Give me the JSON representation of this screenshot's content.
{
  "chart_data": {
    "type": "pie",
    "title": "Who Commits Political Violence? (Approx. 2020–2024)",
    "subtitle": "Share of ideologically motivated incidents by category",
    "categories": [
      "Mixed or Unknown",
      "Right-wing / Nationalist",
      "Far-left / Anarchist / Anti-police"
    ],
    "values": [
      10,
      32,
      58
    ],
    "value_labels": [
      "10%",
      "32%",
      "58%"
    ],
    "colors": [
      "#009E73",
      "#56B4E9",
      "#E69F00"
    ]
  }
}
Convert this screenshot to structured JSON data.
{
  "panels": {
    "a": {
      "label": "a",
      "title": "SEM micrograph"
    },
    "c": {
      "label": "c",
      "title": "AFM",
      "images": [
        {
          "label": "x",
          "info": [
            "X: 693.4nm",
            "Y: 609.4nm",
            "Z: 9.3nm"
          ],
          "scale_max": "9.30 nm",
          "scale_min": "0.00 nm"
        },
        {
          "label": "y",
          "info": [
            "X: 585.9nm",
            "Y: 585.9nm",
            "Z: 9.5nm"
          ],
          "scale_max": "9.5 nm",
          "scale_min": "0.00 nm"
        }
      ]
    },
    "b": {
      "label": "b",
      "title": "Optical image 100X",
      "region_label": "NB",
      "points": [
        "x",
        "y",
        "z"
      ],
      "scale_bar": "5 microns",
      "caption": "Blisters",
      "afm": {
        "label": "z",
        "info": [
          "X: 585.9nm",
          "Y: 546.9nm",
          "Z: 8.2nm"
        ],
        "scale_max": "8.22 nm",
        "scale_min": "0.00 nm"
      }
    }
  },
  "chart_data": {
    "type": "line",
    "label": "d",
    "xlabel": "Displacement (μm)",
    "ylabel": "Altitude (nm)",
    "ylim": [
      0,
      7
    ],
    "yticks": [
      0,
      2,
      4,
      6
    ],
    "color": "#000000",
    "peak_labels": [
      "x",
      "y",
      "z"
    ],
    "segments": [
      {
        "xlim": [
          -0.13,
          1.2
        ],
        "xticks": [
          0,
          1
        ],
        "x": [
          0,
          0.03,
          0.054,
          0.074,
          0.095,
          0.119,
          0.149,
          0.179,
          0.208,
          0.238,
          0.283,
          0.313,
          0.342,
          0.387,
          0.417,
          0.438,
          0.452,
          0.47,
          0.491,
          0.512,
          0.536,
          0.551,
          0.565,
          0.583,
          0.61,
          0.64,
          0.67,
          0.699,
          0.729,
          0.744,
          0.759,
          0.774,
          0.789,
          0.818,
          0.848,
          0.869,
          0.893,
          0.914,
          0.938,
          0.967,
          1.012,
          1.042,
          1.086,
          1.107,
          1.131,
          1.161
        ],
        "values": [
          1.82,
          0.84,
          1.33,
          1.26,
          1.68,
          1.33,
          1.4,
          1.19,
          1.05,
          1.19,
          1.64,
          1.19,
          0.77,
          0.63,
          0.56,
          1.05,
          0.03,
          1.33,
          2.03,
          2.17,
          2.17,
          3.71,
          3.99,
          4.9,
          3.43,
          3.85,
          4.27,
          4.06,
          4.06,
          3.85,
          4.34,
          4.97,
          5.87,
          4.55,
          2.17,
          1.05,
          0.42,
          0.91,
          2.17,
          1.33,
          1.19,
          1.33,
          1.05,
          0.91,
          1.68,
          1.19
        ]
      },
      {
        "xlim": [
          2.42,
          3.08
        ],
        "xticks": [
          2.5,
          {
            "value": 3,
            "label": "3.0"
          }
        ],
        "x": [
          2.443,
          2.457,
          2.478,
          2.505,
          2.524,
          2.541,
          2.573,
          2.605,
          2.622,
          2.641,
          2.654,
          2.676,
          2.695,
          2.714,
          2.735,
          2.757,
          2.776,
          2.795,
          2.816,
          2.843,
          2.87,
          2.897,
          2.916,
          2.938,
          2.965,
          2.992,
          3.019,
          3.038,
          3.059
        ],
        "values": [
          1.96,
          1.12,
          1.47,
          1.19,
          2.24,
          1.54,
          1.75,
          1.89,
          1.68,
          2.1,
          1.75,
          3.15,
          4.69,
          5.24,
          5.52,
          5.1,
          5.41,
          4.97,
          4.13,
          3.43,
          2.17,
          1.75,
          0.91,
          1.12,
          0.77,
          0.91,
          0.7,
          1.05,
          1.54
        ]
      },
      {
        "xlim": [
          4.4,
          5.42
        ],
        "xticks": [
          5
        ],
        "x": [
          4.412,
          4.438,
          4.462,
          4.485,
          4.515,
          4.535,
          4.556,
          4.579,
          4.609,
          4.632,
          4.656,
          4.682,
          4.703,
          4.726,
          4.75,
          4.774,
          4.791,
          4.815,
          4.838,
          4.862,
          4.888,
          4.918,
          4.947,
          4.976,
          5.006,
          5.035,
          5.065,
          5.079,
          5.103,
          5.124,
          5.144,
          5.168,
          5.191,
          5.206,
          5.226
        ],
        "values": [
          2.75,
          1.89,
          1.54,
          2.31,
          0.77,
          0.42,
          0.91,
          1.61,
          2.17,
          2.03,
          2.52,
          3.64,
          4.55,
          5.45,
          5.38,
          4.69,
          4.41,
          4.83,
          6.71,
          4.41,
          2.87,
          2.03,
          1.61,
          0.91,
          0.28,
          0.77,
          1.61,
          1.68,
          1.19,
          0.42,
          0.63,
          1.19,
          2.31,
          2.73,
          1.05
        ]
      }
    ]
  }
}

### Exercise aim
Repeat the records above exactly, from the first line to the last.

### Solution for this task
Give me the JSON representation of this screenshot's content.
{
  "chart_data": {
    "type": "pie",
    "title": "Who Commits Political Violence? (Approx. 2020–2024)",
    "subtitle": "Share of ideologically motivated incidents by category",
    "categories": [
      "Mixed or Unknown",
      "Right-wing / Nationalist",
      "Far-left / Anarchist / Anti-police"
    ],
    "values": [
      10,
      32,
      58
    ],
    "value_labels": [
      "10%",
      "32%",
      "58%"
    ],
    "colors": [
      "#009E73",
      "#56B4E9",
      "#E69F00"
    ]
  }
}
Convert this screenshot to structured JSON data.
{
  "panels": {
    "a": {
      "label": "a",
      "title": "SEM micrograph"
    },
    "c": {
      "label": "c",
      "title": "AFM",
      "images": [
        {
          "label": "x",
          "info": [
            "X: 693.4nm",
            "Y: 609.4nm",
            "Z: 9.3nm"
          ],
          "scale_max": "9.30 nm",
          "scale_min": "0.00 nm"
        },
        {
          "label": "y",
          "info": [
            "X: 585.9nm",
            "Y: 585.9nm",
            "Z: 9.5nm"
          ],
          "scale_max": "9.5 nm",
          "scale_min": "0.00 nm"
        }
      ]
    },
    "b": {
      "label": "b",
      "title": "Optical image 100X",
      "region_label": "NB",
      "points": [
        "x",
        "y",
        "z"
      ],
      "scale_bar": "5 microns",
      "caption": "Blisters",
      "afm": {
        "label": "z",
        "info": [
          "X: 585.9nm",
          "Y: 546.9nm",
          "Z: 8.2nm"
        ],
        "scale_max": "8.22 nm",
        "scale_min": "0.00 nm"
      }
    }
  },
  "chart_data": {
    "type": "line",
    "label": "d",
    "xlabel": "Displacement (μm)",
    "ylabel": "Altitude (nm)",
    "ylim": [
      0,
      7
    ],
    "yticks": [
      0,
      2,
      4,
      6
    ],
    "color": "#000000",
    "peak_labels": [
      "x",
      "y",
      "z"
    ],
    "segments": [
      {
        "xlim": [
          -0.13,
          1.2
        ],
        "xticks": [
          0,
          1
        ],
        "x": [
          0,
          0.03,
          0.054,
          0.074,
          0.095,
          0.119,
          0.149,
          0.179,
          0.208,
          0.238,
          0.283,
          0.313,
          0.342,
          0.387,
          0.417,
          0.438,
          0.452,
          0.47,
          0.491,
          0.512,
          0.536,
          0.551,
          0.565,
          0.583,
          0.61,
          0.64,
          0.67,
          0.699,
          0.729,
          0.744,
          0.759,
          0.774,
          0.789,
          0.818,
          0.848,
          0.869,
          0.893,
          0.914,
          0.938,
          0.967,
          1.012,
          1.042,
          1.086,
          1.107,
          1.131,
          1.161
        ],
        "values": [
          1.82,
          0.84,
          1.33,
          1.26,
          1.68,
          1.33,
          1.4,
          1.19,
          1.05,
          1.19,
          1.64,
          1.19,
          0.77,
          0.63,
          0.56,
          1.05,
          0.03,
          1.33,
          2.03,
          2.17,
          2.17,
          3.71,
          3.99,
          4.9,
          3.43,
          3.85,
          4.27,
          4.06,
          4.06,
          3.85,
          4.34,
          4.97,
          5.87,
          4.55,
          2.17,
          1.05,
          0.42,
          0.91,
          2.17,
          1.33,
          1.19,
          1.33,
          1.05,
          0.91,
          1.68,
          1.19
        ]
      },
      {
        "xlim": [
          2.42,
          3.08
        ],
        "xticks": [
          2.5,
          {
            "value": 3,
            "label": "3.0"
          }
        ],
        "x": [
          2.443,
          2.457,
          2.478,
          2.505,
          2.524,
          2.541,
          2.573,
          2.605,
          2.622,
          2.641,
          2.654,
          2.676,
          2.695,
          2.714,
          2.735,
          2.757,
          2.776,
          2.795,
          2.816,
          2.843,
          2.87,
          2.897,
          2.916,
          2.938,
          2.965,
          2.992,
          3.019,
          3.038,
          3.059
        ],
        "values": [
          1.96,
          1.12,
          1.47,
          1.19,
          2.24,
          1.54,
          1.75,
          1.89,
          1.68,
          2.1,
          1.75,
          3.15,
          4.69,
          5.24,
          5.52,
          5.1,
          5.41,
          4.97,
          4.13,
          3.43,
          2.17,
          1.75,
          0.91,
          1.12,
          0.77,
          0.91,
          0.7,
          1.05,
          1.54
        ]
      },
      {
        "xlim": [
          4.4,
          5.42
        ],
        "xticks": [
          5
        ],
        "x": [
          4.412,
          4.438,
          4.462,
          4.485,
          4.515,
          4.535,
          4.556,
          4.579,
          4.609,
          4.632,
          4.656,
          4.682,
          4.703,
          4.726,
          4.75,
          4.774,
          4.791,
          4.815,
          4.838,
          4.862,
          4.888,
          4.918,
          4.947,
          4.976,
          5.006,
          5.035,
          5.065,
          5.079,
          5.103,
          5.124,
          5.144,
          5.168,
          5.191,
          5.206,
          5.226
        ],
        "values": [
          2.75,
          1.89,
          1.54,
          2.31,
          0.77,
          0.42,
          0.91,
          1.61,
          2.17,
          2.03,
          2.52,
          3.64,
          4.55,
          5.45,
          5.38,
          4.69,
          4.41,
          4.83,
          6.71,
          4.41,
          2.87,
          2.03,
          1.61,
          0.91,
          0.28,
          0.77,
          1.61,
          1.68,
          1.19,
          0.42,
          0.63,
          1.19,
          2.31,
          2.73,
          1.05
        ]
      }
    ]
  }
}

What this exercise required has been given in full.